** begin **
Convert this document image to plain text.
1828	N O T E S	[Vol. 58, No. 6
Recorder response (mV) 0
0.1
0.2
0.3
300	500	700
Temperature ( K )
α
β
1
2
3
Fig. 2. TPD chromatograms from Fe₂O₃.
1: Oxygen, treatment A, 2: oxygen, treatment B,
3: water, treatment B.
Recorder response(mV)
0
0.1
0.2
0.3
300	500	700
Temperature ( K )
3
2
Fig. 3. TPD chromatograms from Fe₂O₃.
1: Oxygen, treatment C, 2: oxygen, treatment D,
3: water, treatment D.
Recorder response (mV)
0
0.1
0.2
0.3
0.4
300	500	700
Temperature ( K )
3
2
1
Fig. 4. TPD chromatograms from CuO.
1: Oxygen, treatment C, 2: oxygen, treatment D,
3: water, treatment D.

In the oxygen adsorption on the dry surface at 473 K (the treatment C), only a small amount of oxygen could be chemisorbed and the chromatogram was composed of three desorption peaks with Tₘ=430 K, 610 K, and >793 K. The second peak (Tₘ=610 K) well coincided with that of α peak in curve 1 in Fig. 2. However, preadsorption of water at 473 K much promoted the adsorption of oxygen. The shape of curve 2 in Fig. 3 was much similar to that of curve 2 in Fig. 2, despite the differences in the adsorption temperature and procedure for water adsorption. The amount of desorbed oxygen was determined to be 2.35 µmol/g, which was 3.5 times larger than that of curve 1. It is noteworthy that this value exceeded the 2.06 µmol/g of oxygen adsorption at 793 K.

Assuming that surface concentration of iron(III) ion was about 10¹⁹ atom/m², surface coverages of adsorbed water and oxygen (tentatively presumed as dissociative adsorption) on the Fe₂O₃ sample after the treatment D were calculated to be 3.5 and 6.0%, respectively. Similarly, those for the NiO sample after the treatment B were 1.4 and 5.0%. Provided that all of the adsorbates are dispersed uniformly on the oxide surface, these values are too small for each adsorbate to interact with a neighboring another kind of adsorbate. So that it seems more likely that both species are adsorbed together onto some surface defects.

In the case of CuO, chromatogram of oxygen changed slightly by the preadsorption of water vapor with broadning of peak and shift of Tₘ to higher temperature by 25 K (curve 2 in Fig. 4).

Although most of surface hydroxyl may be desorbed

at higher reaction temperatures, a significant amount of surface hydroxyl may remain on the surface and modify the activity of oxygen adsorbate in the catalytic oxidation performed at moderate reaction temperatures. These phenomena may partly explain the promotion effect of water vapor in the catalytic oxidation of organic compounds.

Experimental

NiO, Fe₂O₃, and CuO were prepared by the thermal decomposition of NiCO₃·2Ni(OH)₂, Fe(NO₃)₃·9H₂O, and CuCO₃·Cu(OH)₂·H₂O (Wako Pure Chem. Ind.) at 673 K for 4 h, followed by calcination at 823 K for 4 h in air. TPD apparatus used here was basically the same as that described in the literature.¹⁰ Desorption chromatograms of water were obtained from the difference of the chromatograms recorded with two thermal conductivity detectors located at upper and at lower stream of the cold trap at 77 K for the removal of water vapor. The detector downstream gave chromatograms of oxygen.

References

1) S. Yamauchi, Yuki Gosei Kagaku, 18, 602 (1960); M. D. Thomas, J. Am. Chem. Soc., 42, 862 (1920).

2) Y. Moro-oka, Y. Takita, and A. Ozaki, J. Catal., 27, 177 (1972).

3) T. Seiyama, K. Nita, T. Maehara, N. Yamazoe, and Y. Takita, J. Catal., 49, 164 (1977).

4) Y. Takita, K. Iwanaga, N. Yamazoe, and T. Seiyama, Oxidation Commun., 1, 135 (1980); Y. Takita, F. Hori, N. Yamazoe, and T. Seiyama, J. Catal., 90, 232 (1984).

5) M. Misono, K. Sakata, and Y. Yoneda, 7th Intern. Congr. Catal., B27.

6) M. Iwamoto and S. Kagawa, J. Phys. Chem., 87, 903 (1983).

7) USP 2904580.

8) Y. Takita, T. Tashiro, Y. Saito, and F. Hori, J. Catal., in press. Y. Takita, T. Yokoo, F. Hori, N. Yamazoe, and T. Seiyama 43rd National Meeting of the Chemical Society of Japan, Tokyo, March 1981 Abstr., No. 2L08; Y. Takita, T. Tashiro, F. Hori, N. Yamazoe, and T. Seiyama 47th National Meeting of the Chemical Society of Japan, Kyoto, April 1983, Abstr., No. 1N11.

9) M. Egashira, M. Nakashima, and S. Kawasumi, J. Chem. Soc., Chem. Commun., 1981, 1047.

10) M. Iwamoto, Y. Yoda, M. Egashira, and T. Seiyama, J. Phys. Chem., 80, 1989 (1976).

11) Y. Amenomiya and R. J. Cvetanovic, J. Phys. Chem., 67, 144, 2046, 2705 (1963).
** end **
Given instruction: Please repeat all the records above exactly as they appear.

In response:
Convert this document image to plain text.
1828	N O T E S	[Vol. 58, No. 6
Recorder response (mV) 0
0.1
0.2
0.3
300	500	700
Temperature ( K )
α
β
1
2
3
Fig. 2. TPD chromatograms from Fe₂O₃.
1: Oxygen, treatment A, 2: oxygen, treatment B,
3: water, treatment B.
Recorder response(mV)
0
0.1
0.2
0.3
300	500	700
Temperature ( K )
3
2
Fig. 3. TPD chromatograms from Fe₂O₃.
1: Oxygen, treatment C, 2: oxygen, treatment D,
3: water, treatment D.
Recorder response (mV)
0
0.1
0.2
0.3
0.4
300	500	700
Temperature ( K )
3
2
1
Fig. 4. TPD chromatograms from CuO.
1: Oxygen, treatment C, 2: oxygen, treatment D,
3: water, treatment D.

In the oxygen adsorption on the dry surface at 473 K (the treatment C), only a small amount of oxygen could be chemisorbed and the chromatogram was composed of three desorption peaks with Tₘ=430 K, 610 K, and >793 K. The second peak (Tₘ=610 K) well coincided with that of α peak in curve 1 in Fig. 2. However, preadsorption of water at 473 K much promoted the adsorption of oxygen. The shape of curve 2 in Fig. 3 was much similar to that of curve 2 in Fig. 2, despite the differences in the adsorption temperature and procedure for water adsorption. The amount of desorbed oxygen was determined to be 2.35 µmol/g, which was 3.5 times larger than that of curve 1. It is noteworthy that this value exceeded the 2.06 µmol/g of oxygen adsorption at 793 K.

Assuming that surface concentration of iron(III) ion was about 10¹⁹ atom/m², surface coverages of adsorbed water and oxygen (tentatively presumed as dissociative adsorption) on the Fe₂O₃ sample after the treatment D were calculated to be 3.5 and 6.0%, respectively. Similarly, those for the NiO sample after the treatment B were 1.4 and 5.0%. Provided that all of the adsorbates are dispersed uniformly on the oxide surface, these values are too small for each adsorbate to interact with a neighboring another kind of adsorbate. So that it seems more likely that both species are adsorbed together onto some surface defects.

In the case of CuO, chromatogram of oxygen changed slightly by the preadsorption of water vapor with broadning of peak and shift of Tₘ to higher temperature by 25 K (curve 2 in Fig. 4).

Although most of surface hydroxyl may be desorbed

at higher reaction temperatures, a significant amount of surface hydroxyl may remain on the surface and modify the activity of oxygen adsorbate in the catalytic oxidation performed at moderate reaction temperatures. These phenomena may partly explain the promotion effect of water vapor in the catalytic oxidation of organic compounds.

Experimental

NiO, Fe₂O₃, and CuO were prepared by the thermal decomposition of NiCO₃·2Ni(OH)₂, Fe(NO₃)₃·9H₂O, and CuCO₃·Cu(OH)₂·H₂O (Wako Pure Chem. Ind.) at 673 K for 4 h, followed by calcination at 823 K for 4 h in air. TPD apparatus used here was basically the same as that described in the literature.¹⁰ Desorption chromatograms of water were obtained from the difference of the chromatograms recorded with two thermal conductivity detectors located at upper and at lower stream of the cold trap at 77 K for the removal of water vapor. The detector downstream gave chromatograms of oxygen.

References

1) S. Yamauchi, Yuki Gosei Kagaku, 18, 602 (1960); M. D. Thomas, J. Am. Chem. Soc., 42, 862 (1920).

2) Y. Moro-oka, Y. Takita, and A. Ozaki, J. Catal., 27, 177 (1972).

3) T. Seiyama, K. Nita, T. Maehara, N. Yamazoe, and Y. Takita, J. Catal., 49, 164 (1977).

4) Y. Takita, K. Iwanaga, N. Yamazoe, and T. Seiyama, Oxidation Commun., 1, 135 (1980); Y. Takita, F. Hori, N. Yamazoe, and T. Seiyama, J. Catal., 90, 232 (1984).

5) M. Misono, K. Sakata, and Y. Yoneda, 7th Intern. Congr. Catal., B27.

6) M. Iwamoto and S. Kagawa, J. Phys. Chem., 87, 903 (1983).

7) USP 2904580.

8) Y. Takita, T. Tashiro, Y. Saito, and F. Hori, J. Catal., in press. Y. Takita, T. Yokoo, F. Hori, N. Yamazoe, and T. Seiyama 43rd National Meeting of the Chemical Society of Japan, Tokyo, March 1981 Abstr., No. 2L08; Y. Takita, T. Tashiro, F. Hori, N. Yamazoe, and T. Seiyama 47th National Meeting of the Chemical Society of Japan, Kyoto, April 1983, Abstr., No. 1N11.

9) M. Egashira, M. Nakashima, and S. Kawasumi, J. Chem. Soc., Chem. Commun., 1981, 1047.

10) M. Iwamoto, Y. Yoda, M. Egashira, and T. Seiyama, J. Phys. Chem., 80, 1989 (1976).

11) Y. Amenomiya and R. J. Cvetanovic, J. Phys. Chem., 67, 144, 2046, 2705 (1963).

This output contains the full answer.